_WHAT TO WORK ON_
Copy out only the stretch from the line containing "legend-swatch xyxy=(448,852,468,872)" through the line containing "legend-n-value: 140 xyxy=(754,88,798,109)", substituting "legend-r-caption" for "legend-r-label" and changing nothing else.

'''

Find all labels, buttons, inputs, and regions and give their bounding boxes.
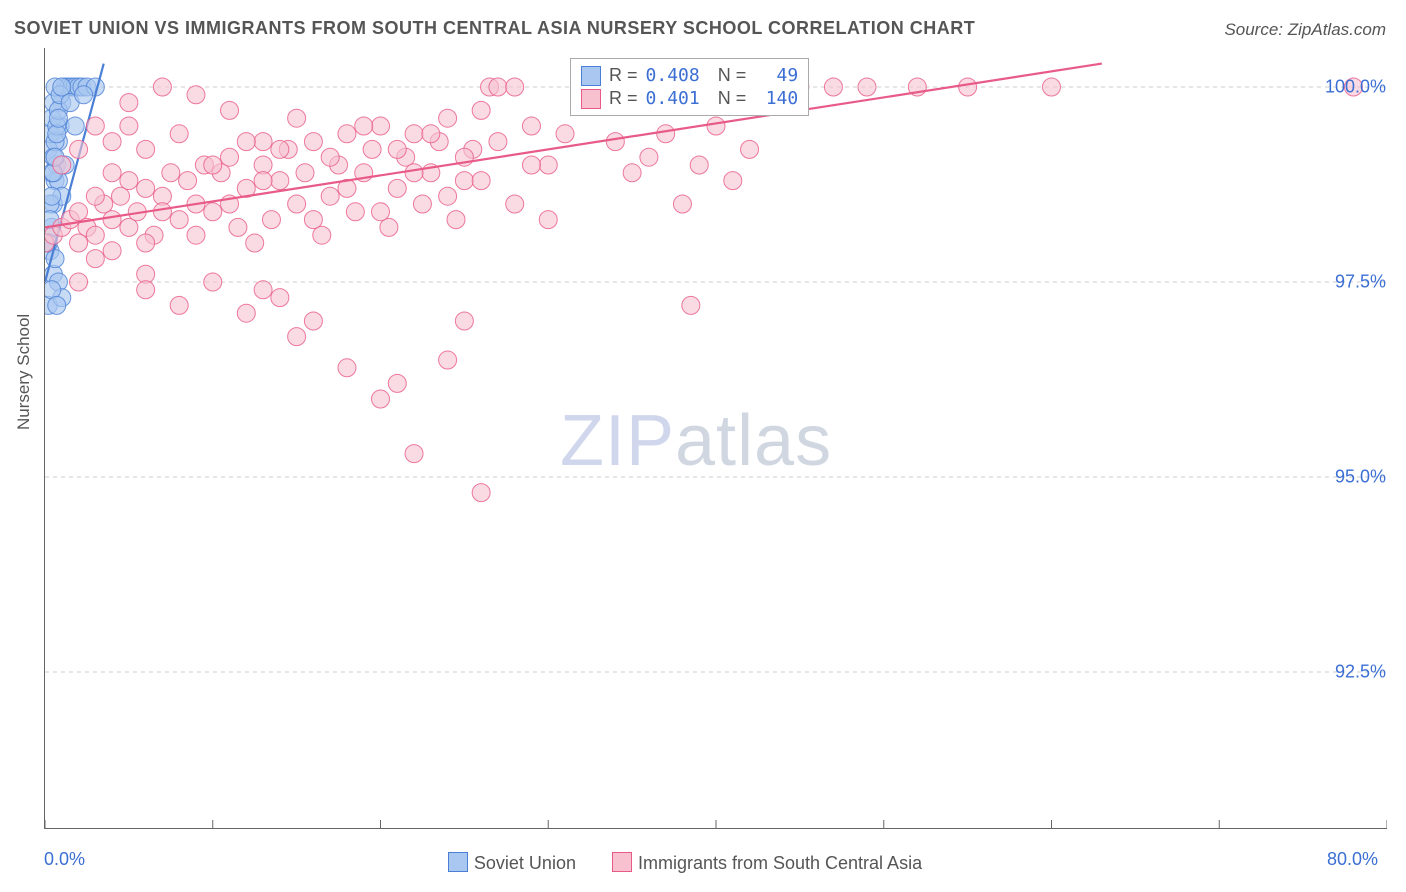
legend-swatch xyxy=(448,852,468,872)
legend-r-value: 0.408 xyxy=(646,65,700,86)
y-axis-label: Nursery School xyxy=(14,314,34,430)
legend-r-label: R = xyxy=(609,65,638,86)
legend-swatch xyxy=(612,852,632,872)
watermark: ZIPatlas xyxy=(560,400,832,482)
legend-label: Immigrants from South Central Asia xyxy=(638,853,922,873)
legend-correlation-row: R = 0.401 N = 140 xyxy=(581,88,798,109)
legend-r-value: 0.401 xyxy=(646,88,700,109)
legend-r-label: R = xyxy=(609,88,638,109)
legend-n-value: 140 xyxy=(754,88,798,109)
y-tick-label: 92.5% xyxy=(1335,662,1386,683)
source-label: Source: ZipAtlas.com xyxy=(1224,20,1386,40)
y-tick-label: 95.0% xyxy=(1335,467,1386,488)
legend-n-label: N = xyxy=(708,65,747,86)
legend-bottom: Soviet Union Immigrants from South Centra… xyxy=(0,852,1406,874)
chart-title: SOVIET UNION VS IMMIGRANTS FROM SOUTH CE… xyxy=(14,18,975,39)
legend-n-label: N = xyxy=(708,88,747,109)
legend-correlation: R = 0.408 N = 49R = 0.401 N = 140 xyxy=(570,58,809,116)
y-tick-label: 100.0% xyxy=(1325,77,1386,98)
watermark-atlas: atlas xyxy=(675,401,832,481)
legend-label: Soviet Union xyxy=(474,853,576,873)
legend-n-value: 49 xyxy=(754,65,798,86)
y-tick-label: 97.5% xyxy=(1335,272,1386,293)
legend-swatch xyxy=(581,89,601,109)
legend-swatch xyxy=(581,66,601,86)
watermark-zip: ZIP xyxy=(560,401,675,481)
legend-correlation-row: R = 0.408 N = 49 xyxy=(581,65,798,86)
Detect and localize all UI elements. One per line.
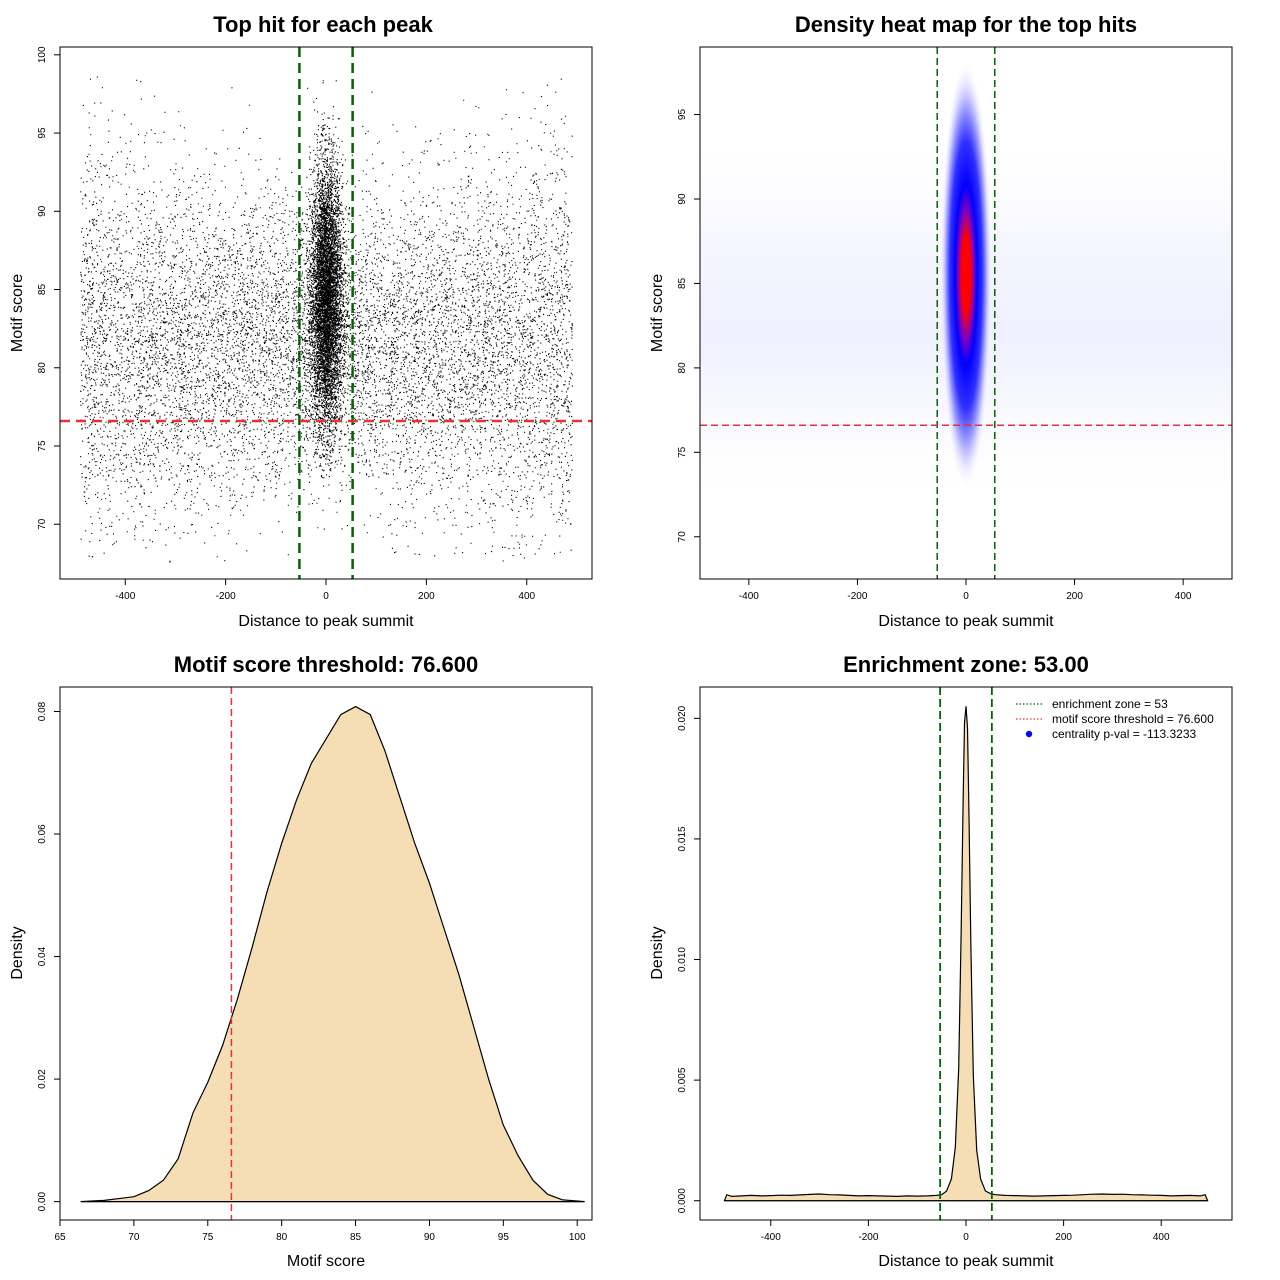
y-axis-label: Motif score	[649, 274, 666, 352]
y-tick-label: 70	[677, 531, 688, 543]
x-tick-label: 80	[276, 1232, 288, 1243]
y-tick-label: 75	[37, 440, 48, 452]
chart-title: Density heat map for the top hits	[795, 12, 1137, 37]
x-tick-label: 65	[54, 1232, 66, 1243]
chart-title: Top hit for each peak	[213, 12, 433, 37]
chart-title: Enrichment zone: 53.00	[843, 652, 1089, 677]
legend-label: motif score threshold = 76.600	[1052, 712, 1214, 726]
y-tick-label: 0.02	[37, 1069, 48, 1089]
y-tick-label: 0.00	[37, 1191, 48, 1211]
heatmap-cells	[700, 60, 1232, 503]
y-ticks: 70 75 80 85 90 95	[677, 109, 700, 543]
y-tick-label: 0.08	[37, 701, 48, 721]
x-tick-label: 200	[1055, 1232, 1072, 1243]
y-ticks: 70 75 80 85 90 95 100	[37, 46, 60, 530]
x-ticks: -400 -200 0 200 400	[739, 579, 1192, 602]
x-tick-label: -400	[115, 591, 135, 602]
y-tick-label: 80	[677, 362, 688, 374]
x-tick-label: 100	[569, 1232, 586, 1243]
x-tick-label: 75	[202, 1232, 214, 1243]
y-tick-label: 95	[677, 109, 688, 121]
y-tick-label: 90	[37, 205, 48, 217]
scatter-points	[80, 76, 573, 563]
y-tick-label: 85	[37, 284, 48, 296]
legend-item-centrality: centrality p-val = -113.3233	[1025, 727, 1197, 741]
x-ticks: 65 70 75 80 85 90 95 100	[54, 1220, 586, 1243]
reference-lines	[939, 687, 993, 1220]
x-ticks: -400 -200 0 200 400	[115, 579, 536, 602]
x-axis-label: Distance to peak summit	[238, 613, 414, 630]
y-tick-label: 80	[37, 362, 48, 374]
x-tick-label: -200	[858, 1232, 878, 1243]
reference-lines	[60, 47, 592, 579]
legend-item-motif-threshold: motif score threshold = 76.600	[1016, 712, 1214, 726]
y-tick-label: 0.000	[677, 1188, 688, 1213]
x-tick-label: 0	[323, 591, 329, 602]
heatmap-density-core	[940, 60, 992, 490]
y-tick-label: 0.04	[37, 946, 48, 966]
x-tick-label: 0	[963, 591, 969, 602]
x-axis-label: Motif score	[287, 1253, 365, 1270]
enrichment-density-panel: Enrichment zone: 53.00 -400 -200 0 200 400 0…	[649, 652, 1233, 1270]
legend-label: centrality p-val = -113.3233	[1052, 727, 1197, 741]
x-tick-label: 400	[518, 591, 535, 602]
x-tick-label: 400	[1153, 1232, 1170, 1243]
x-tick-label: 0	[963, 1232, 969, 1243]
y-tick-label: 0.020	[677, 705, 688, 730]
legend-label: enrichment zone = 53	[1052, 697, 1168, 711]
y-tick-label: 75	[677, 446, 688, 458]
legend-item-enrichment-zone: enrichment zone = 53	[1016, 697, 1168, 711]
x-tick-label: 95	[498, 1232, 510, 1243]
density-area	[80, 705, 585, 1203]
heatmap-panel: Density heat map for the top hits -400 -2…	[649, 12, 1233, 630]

'''

_COMPLETE RESPONSE_
legend-swatch xyxy=(448,852,468,872)
legend-r-value: 0.408 xyxy=(646,65,700,86)
y-axis-label: Nursery School xyxy=(14,314,34,430)
legend-r-caption: R = xyxy=(609,65,638,86)
legend-swatch xyxy=(612,852,632,872)
watermark: ZIPatlas xyxy=(560,400,832,482)
legend-label: Immigrants from South Central Asia xyxy=(638,853,922,873)
legend-correlation-row: R = 0.401 N = 140 xyxy=(581,88,798,109)
legend-r-value: 0.401 xyxy=(646,88,700,109)
legend-r-caption: R = xyxy=(609,88,638,109)
legend-n-value: 140 xyxy=(754,88,798,109)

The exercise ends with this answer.